**SET TASK:** Wherever the word "Côte" appears in the entries, copy the whole line.

--- START OF SOURCE RECORDS ---

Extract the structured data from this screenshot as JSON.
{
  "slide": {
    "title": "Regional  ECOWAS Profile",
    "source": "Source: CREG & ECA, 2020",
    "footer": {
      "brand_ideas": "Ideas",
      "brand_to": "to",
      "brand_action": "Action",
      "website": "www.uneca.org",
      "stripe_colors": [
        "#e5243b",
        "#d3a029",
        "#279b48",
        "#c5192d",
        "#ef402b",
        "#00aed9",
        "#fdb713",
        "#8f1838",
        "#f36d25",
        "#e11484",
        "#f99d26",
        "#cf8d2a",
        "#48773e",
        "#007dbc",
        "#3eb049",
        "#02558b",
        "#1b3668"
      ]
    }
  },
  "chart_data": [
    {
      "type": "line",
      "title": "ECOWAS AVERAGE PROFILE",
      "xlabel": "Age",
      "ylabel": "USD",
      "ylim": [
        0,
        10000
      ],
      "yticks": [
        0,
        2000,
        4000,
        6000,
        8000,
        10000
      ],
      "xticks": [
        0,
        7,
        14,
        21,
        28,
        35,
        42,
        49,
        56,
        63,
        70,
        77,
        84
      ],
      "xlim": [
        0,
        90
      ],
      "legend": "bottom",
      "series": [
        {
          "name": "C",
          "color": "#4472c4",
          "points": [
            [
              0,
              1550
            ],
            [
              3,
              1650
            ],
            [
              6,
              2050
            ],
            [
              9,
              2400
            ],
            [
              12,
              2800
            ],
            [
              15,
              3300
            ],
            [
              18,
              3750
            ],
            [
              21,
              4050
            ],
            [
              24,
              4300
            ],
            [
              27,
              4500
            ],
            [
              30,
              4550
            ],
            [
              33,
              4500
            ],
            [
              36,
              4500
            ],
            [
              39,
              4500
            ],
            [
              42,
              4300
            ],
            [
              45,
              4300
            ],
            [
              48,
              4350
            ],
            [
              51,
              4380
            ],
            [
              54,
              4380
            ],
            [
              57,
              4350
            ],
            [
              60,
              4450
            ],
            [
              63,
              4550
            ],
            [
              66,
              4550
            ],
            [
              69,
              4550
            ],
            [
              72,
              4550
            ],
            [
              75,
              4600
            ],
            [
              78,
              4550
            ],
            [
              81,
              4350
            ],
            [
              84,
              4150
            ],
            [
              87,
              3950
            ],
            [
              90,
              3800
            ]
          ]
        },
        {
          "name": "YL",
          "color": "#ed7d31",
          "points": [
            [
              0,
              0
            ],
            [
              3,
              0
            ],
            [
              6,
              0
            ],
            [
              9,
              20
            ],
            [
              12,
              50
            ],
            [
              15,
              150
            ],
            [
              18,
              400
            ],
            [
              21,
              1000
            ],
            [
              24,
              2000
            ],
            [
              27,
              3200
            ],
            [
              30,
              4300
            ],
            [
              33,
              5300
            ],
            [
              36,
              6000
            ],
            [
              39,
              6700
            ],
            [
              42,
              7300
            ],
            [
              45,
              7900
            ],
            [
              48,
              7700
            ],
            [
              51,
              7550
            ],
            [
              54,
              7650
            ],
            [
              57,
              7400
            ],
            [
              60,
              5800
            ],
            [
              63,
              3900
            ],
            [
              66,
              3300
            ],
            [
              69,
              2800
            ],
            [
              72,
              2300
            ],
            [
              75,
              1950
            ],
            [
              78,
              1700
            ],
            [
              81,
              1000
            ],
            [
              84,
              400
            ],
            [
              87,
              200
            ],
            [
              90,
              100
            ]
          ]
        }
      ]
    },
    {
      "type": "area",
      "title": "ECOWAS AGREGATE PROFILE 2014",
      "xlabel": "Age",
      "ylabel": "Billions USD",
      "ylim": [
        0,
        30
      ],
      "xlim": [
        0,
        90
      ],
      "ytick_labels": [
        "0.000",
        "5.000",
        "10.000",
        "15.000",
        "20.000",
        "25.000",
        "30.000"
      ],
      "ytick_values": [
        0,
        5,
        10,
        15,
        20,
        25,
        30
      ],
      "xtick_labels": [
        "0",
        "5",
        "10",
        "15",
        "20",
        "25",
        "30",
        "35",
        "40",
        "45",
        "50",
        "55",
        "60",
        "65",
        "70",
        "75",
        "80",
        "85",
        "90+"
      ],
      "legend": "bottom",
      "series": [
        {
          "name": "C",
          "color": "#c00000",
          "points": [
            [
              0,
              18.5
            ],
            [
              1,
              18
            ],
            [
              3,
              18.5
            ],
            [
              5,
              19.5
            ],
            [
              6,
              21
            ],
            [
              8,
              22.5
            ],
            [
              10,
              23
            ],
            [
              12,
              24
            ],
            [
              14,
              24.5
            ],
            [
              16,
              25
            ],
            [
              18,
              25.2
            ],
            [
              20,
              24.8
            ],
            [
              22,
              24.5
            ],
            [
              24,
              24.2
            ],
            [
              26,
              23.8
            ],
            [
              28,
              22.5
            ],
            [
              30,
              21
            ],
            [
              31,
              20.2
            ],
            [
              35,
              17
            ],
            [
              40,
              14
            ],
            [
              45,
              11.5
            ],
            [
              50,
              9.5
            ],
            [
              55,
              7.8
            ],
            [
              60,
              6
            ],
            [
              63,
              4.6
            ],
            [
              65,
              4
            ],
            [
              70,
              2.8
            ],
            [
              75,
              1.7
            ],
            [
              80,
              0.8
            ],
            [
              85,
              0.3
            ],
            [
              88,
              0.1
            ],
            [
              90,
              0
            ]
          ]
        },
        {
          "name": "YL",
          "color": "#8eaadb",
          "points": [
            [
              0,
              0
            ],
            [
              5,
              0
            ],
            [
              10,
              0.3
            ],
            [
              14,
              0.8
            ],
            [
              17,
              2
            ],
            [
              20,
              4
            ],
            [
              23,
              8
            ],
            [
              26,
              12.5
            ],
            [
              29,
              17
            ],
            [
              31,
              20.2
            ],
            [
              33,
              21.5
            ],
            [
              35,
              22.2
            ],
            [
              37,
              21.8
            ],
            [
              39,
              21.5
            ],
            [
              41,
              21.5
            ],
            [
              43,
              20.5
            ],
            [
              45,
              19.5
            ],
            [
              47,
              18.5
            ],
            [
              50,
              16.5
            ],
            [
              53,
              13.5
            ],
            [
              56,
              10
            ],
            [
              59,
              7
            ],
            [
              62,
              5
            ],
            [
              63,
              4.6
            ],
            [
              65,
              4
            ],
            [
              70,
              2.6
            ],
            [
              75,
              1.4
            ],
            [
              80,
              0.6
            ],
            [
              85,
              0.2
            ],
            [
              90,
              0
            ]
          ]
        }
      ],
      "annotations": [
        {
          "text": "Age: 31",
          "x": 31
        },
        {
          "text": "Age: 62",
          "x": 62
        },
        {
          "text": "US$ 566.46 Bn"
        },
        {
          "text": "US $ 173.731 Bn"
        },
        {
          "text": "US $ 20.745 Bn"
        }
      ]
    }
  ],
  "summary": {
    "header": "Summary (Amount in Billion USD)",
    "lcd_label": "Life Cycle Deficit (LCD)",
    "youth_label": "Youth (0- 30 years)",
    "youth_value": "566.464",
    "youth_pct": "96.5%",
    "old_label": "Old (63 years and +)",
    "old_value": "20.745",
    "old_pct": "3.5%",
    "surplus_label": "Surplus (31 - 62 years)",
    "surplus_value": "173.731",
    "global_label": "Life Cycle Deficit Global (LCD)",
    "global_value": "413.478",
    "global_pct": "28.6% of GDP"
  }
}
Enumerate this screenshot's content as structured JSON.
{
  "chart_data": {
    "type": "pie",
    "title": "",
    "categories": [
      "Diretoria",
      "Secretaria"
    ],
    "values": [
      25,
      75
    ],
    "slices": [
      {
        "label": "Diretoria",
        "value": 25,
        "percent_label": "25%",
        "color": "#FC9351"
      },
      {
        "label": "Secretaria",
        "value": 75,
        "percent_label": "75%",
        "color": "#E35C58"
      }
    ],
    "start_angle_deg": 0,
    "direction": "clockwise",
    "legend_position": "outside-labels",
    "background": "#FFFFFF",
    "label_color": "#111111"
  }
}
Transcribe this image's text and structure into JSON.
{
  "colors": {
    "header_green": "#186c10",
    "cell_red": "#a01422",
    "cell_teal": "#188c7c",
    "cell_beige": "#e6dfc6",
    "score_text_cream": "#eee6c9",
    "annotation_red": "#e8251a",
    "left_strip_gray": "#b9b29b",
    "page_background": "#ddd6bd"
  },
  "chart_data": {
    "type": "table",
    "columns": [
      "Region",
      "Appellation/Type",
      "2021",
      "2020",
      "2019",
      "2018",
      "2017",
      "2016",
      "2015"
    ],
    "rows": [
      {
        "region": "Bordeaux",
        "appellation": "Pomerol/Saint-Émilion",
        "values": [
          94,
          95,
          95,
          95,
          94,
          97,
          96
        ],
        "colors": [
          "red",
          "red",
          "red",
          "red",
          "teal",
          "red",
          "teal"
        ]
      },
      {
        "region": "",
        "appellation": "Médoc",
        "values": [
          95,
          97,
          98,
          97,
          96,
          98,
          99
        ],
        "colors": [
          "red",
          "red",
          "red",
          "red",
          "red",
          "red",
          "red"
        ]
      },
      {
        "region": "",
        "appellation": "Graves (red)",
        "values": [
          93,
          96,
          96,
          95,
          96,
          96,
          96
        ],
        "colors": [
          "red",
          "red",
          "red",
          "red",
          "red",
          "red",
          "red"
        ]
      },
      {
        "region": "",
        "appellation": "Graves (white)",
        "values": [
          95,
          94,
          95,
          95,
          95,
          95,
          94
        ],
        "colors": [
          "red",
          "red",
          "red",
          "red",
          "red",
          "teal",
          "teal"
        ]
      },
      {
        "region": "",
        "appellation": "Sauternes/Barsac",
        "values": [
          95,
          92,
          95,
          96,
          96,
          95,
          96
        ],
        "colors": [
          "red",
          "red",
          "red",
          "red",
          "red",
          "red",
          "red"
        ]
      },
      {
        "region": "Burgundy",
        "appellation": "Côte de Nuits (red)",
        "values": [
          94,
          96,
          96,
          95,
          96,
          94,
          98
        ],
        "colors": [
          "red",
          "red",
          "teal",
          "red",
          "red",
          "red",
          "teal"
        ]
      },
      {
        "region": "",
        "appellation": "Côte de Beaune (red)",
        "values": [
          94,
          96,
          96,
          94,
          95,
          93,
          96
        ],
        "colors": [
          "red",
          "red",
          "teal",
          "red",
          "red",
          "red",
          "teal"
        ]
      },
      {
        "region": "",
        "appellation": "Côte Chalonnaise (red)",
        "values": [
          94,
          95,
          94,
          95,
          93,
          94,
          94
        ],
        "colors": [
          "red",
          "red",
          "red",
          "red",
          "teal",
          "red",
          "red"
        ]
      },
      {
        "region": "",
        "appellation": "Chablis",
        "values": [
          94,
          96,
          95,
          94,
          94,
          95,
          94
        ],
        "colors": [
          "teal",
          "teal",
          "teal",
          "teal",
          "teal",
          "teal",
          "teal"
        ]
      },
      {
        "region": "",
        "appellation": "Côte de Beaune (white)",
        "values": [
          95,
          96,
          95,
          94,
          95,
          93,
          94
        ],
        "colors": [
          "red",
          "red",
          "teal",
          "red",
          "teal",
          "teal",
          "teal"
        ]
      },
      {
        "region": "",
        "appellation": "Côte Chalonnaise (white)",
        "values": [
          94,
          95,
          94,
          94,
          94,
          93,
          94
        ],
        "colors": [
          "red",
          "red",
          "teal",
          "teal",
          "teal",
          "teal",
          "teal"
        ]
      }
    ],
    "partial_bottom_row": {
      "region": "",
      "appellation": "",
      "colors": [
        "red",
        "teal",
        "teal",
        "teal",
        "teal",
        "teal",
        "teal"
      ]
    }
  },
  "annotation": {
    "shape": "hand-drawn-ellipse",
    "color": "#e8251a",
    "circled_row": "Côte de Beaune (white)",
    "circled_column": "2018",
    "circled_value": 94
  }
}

--- END OF SOURCE RECORDS ---

**ANSWER TO THIS TASK:**
        "appellation": "Côte de Nuits (red)",
        "appellation": "Côte de Beaune (red)",
        "appellation": "Côte Chalonnaise (red)",
        "appellation": "Côte de Beaune (white)",
        "appellation": "Côte Chalonnaise (white)",
    "circled_row": "Côte de Beaune (white)",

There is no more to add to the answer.